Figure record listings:

* * * * * * *

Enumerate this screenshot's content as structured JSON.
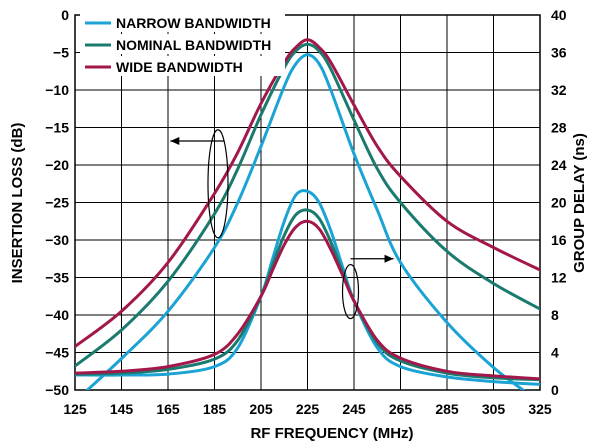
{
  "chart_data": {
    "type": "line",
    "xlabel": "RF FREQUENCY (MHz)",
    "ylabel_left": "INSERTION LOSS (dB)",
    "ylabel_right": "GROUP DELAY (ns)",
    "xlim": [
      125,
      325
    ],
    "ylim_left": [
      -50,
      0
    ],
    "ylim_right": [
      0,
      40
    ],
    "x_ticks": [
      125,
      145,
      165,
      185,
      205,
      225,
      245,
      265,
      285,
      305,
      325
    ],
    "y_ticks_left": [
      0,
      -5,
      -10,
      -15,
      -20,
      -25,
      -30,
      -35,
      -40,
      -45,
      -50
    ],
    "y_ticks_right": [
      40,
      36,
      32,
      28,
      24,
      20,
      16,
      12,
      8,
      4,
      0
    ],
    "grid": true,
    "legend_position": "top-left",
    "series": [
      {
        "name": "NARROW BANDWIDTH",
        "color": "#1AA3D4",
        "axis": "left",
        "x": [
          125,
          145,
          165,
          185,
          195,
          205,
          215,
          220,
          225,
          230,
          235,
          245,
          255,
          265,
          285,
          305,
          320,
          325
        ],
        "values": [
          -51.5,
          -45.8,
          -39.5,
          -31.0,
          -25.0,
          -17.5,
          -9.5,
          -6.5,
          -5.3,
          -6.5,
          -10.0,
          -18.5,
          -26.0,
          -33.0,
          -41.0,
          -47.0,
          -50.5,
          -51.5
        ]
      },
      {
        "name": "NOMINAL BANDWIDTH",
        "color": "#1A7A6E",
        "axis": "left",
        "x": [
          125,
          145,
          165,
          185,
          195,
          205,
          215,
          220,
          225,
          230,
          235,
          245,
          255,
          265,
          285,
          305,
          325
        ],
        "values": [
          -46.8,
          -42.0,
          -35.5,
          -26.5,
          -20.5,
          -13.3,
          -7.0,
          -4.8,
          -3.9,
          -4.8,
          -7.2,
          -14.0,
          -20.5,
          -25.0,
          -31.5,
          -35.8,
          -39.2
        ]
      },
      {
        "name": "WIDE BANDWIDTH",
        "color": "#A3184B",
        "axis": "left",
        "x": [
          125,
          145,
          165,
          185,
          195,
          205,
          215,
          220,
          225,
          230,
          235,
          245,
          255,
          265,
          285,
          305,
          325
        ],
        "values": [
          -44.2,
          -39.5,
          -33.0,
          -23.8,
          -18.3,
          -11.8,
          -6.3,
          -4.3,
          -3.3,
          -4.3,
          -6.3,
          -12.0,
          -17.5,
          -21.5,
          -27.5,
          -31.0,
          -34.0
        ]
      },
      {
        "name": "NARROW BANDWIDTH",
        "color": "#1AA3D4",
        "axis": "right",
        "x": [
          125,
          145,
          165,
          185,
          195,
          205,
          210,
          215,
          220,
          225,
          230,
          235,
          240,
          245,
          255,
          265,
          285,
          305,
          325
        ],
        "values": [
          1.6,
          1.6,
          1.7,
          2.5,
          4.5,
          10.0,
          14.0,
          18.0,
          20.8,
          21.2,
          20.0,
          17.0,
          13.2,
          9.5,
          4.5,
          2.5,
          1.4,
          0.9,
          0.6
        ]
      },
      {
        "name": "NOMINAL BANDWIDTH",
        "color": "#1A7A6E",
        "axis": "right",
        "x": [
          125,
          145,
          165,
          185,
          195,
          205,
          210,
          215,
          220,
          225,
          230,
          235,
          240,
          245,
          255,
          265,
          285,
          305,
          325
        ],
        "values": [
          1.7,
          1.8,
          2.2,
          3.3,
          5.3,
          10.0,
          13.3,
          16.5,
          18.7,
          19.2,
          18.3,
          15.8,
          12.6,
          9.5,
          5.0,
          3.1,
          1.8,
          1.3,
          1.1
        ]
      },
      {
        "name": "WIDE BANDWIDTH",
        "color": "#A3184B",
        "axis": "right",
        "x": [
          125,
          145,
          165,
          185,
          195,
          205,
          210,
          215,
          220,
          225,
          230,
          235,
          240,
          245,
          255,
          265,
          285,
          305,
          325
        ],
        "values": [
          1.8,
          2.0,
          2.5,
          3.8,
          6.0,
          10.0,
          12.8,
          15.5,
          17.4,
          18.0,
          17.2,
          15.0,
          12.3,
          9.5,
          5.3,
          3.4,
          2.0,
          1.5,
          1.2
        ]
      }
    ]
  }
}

* * * * * * *

### Given request
Copy the material shown above in full and exactly. Skip the pictures.

### The solution
Enumerate this screenshot's content as structured JSON.
{
  "chart_data": {
    "type": "line",
    "xlabel": "RF FREQUENCY (MHz)",
    "ylabel_left": "INSERTION LOSS (dB)",
    "ylabel_right": "GROUP DELAY (ns)",
    "xlim": [
      125,
      325
    ],
    "ylim_left": [
      -50,
      0
    ],
    "ylim_right": [
      0,
      40
    ],
    "x_ticks": [
      125,
      145,
      165,
      185,
      205,
      225,
      245,
      265,
      285,
      305,
      325
    ],
    "y_ticks_left": [
      0,
      -5,
      -10,
      -15,
      -20,
      -25,
      -30,
      -35,
      -40,
      -45,
      -50
    ],
    "y_ticks_right": [
      40,
      36,
      32,
      28,
      24,
      20,
      16,
      12,
      8,
      4,
      0
    ],
    "grid": true,
    "legend_position": "top-left",
    "series": [
      {
        "name": "NARROW BANDWIDTH",
        "color": "#1AA3D4",
        "axis": "left",
        "x": [
          125,
          145,
          165,
          185,
          195,
          205,
          215,
          220,
          225,
          230,
          235,
          245,
          255,
          265,
          285,
          305,
          320,
          325
        ],
        "values": [
          -51.5,
          -45.8,
          -39.5,
          -31.0,
          -25.0,
          -17.5,
          -9.5,
          -6.5,
          -5.3,
          -6.5,
          -10.0,
          -18.5,
          -26.0,
          -33.0,
          -41.0,
          -47.0,
          -50.5,
          -51.5
        ]
      },
      {
        "name": "NOMINAL BANDWIDTH",
        "color": "#1A7A6E",
        "axis": "left",
        "x": [
          125,
          145,
          165,
          185,
          195,
          205,
          215,
          220,
          225,
          230,
          235,
          245,
          255,
          265,
          285,
          305,
          325
        ],
        "values": [
          -46.8,
          -42.0,
          -35.5,
          -26.5,
          -20.5,
          -13.3,
          -7.0,
          -4.8,
          -3.9,
          -4.8,
          -7.2,
          -14.0,
          -20.5,
          -25.0,
          -31.5,
          -35.8,
          -39.2
        ]
      },
      {
        "name": "WIDE BANDWIDTH",
        "color": "#A3184B",
        "axis": "left",
        "x": [
          125,
          145,
          165,
          185,
          195,
          205,
          215,
          220,
          225,
          230,
          235,
          245,
          255,
          265,
          285,
          305,
          325
        ],
        "values": [
          -44.2,
          -39.5,
          -33.0,
          -23.8,
          -18.3,
          -11.8,
          -6.3,
          -4.3,
          -3.3,
          -4.3,
          -6.3,
          -12.0,
          -17.5,
          -21.5,
          -27.5,
          -31.0,
          -34.0
        ]
      },
      {
        "name": "NARROW BANDWIDTH",
        "color": "#1AA3D4",
        "axis": "right",
        "x": [
          125,
          145,
          165,
          185,
          195,
          205,
          210,
          215,
          220,
          225,
          230,
          235,
          240,
          245,
          255,
          265,
          285,
          305,
          325
        ],
        "values": [
          1.6,
          1.6,
          1.7,
          2.5,
          4.5,
          10.0,
          14.0,
          18.0,
          20.8,
          21.2,
          20.0,
          17.0,
          13.2,
          9.5,
          4.5,
          2.5,
          1.4,
          0.9,
          0.6
        ]
      },
      {
        "name": "NOMINAL BANDWIDTH",
        "color": "#1A7A6E",
        "axis": "right",
        "x": [
          125,
          145,
          165,
          185,
          195,
          205,
          210,
          215,
          220,
          225,
          230,
          235,
          240,
          245,
          255,
          265,
          285,
          305,
          325
        ],
        "values": [
          1.7,
          1.8,
          2.2,
          3.3,
          5.3,
          10.0,
          13.3,
          16.5,
          18.7,
          19.2,
          18.3,
          15.8,
          12.6,
          9.5,
          5.0,
          3.1,
          1.8,
          1.3,
          1.1
        ]
      },
      {
        "name": "WIDE BANDWIDTH",
        "color": "#A3184B",
        "axis": "right",
        "x": [
          125,
          145,
          165,
          185,
          195,
          205,
          210,
          215,
          220,
          225,
          230,
          235,
          240,
          245,
          255,
          265,
          285,
          305,
          325
        ],
        "values": [
          1.8,
          2.0,
          2.5,
          3.8,
          6.0,
          10.0,
          12.8,
          15.5,
          17.4,
          18.0,
          17.2,
          15.0,
          12.3,
          9.5,
          5.3,
          3.4,
          2.0,
          1.5,
          1.2
        ]
      }
    ]
  }
}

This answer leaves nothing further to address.